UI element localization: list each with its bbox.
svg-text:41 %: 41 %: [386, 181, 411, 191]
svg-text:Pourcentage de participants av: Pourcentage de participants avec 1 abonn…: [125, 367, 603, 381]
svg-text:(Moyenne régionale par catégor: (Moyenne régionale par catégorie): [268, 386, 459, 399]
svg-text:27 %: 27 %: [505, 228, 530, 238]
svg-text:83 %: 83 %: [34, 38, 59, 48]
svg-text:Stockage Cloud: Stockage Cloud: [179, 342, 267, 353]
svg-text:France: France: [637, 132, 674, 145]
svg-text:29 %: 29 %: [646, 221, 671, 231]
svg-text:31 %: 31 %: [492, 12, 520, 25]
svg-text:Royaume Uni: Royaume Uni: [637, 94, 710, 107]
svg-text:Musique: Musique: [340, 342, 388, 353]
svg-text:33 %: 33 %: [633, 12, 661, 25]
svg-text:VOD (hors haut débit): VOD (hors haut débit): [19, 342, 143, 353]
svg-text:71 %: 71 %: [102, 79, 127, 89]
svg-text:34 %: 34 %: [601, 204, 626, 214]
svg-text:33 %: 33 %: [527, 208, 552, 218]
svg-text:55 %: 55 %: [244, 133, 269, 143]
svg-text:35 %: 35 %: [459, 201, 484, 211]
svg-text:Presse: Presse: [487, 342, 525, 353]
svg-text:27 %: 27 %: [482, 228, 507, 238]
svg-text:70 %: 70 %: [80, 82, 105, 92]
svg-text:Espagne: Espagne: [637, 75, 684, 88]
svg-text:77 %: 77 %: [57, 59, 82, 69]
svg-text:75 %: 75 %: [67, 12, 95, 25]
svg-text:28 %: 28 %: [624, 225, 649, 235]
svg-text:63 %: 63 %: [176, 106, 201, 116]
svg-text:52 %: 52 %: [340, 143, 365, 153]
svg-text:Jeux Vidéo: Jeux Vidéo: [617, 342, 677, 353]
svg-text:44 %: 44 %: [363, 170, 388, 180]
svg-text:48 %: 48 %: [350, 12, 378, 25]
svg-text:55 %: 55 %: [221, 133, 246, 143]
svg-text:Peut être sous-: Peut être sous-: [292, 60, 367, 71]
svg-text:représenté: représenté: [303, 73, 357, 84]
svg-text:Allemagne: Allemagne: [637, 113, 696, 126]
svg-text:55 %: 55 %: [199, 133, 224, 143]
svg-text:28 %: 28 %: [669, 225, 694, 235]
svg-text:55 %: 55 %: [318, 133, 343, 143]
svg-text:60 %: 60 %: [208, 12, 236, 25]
------
*WRITTEN EXERCISE*:
Give only the number of lines in the material above that contain the string "catégorie".

*WRITTEN RESPONSE*:
1